STATED PROBLEM:
Repeat, without any change, the entries presented below.

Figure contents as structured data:
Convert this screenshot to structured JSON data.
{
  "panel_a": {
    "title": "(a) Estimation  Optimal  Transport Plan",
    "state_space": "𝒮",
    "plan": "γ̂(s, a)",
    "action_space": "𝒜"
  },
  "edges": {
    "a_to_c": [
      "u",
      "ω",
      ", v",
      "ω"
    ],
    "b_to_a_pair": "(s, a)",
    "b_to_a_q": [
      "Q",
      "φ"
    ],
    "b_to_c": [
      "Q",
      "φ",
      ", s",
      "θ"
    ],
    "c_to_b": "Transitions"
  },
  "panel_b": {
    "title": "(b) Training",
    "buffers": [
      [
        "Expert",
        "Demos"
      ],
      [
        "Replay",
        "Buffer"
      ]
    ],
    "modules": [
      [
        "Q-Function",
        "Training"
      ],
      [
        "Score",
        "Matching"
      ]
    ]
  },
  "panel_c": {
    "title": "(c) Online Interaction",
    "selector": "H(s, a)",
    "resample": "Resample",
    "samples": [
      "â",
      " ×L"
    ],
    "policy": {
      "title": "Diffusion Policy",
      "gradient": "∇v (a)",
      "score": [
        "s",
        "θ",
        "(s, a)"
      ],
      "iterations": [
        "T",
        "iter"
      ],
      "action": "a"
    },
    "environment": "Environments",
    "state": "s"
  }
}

SOLUTION BELOW:
Convert this screenshot to structured JSON data.
{
  "panel_a": {
    "title": "(a) Estimation  Optimal  Transport Plan",
    "state_space": "𝒮",
    "plan": "γ̂(s, a)",
    "action_space": "𝒜"
  },
  "edges": {
    "a_to_c": [
      "u",
      "ω",
      ", v",
      "ω"
    ],
    "b_to_a_pair": "(s, a)",
    "b_to_a_q": [
      "Q",
      "φ"
    ],
    "b_to_c": [
      "Q",
      "φ",
      ", s",
      "θ"
    ],
    "c_to_b": "Transitions"
  },
  "panel_b": {
    "title": "(b) Training",
    "buffers": [
      [
        "Expert",
        "Demos"
      ],
      [
        "Replay",
        "Buffer"
      ]
    ],
    "modules": [
      [
        "Q-Function",
        "Training"
      ],
      [
        "Score",
        "Matching"
      ]
    ]
  },
  "panel_c": {
    "title": "(c) Online Interaction",
    "selector": "H(s, a)",
    "resample": "Resample",
    "samples": [
      "â",
      " ×L"
    ],
    "policy": {
      "title": "Diffusion Policy",
      "gradient": "∇v (a)",
      "score": [
        "s",
        "θ",
        "(s, a)"
      ],
      "iterations": [
        "T",
        "iter"
      ],
      "action": "a"
    },
    "environment": "Environments",
    "state": "s"
  }
}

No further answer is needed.